++++ SUPPLIED RECORDS ++++

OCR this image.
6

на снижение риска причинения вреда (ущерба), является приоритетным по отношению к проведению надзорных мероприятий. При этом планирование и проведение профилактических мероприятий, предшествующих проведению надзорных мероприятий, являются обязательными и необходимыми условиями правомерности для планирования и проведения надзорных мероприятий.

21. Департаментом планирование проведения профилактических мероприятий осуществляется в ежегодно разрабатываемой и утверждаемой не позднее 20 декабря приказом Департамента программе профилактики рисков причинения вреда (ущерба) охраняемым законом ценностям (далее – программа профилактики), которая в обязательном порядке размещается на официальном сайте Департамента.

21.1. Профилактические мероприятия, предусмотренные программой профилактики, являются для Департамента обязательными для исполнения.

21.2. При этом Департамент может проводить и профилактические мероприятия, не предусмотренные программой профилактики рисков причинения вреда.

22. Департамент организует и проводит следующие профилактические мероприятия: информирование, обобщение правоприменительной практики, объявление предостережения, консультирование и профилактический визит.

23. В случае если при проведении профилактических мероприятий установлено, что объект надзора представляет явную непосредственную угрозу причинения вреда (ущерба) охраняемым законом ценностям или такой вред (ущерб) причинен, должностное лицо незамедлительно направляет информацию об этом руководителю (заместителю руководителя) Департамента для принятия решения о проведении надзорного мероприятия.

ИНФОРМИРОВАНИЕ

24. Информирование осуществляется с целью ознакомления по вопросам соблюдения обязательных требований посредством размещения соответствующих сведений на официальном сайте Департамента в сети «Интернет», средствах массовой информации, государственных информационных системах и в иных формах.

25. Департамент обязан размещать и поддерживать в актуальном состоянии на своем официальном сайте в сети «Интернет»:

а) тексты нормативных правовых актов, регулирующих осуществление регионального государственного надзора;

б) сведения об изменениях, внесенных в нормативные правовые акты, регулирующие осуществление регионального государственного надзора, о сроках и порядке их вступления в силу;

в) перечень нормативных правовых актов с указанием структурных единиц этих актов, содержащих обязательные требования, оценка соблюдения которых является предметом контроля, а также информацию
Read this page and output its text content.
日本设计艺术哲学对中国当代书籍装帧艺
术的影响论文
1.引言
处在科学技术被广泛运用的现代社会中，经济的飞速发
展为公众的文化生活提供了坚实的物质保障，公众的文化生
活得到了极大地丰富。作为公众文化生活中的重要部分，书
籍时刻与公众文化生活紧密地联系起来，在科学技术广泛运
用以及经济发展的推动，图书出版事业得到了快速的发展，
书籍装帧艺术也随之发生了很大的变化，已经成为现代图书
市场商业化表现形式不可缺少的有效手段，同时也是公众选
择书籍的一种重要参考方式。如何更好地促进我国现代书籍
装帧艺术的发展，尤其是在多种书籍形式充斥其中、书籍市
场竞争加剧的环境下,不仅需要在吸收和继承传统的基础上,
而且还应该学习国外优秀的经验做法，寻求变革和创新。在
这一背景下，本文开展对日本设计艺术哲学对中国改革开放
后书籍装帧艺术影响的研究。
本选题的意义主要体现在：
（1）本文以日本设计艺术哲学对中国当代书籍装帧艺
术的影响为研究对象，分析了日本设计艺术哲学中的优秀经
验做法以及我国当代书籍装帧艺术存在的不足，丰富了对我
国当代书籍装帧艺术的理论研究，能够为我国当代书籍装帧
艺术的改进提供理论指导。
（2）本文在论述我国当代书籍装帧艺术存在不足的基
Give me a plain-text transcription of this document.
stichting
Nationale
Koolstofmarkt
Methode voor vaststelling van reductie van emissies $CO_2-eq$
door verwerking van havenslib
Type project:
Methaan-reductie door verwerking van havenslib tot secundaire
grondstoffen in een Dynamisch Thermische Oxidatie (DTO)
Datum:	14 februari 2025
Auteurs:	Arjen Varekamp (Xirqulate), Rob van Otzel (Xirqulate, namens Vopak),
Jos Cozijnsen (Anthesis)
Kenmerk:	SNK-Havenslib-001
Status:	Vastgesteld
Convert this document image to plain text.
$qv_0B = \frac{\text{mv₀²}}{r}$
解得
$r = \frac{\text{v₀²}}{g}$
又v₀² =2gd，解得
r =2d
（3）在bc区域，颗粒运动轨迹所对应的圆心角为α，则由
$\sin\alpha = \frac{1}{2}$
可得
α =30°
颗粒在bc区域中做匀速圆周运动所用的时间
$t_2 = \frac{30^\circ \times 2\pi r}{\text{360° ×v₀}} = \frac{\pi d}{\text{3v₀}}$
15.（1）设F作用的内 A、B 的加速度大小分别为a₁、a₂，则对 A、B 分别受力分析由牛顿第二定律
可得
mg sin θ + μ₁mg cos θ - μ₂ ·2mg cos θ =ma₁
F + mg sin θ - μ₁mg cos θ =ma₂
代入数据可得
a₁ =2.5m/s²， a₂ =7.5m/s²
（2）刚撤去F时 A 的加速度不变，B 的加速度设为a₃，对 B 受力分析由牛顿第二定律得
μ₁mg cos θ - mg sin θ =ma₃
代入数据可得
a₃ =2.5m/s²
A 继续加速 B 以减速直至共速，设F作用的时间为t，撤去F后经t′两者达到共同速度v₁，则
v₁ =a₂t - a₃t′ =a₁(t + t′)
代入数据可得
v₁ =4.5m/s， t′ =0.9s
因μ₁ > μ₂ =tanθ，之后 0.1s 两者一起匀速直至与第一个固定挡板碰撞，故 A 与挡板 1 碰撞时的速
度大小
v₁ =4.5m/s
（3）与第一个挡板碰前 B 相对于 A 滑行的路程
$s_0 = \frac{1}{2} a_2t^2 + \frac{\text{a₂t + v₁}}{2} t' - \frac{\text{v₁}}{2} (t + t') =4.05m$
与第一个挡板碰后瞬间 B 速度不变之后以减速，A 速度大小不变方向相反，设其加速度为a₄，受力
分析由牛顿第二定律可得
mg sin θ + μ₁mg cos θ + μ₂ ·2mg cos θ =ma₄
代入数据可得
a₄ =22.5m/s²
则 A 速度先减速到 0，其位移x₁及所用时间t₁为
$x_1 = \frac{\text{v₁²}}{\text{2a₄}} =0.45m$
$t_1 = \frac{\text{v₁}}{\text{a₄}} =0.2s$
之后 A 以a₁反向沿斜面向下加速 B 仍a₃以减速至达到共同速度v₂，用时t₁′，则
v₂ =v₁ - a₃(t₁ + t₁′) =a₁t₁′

++++

▸ GIVEN PROBLEM
For the entries shown above, give the number of lines that include the word "plain", without any other text.

▸ SOLUTION TO THIS TASK
2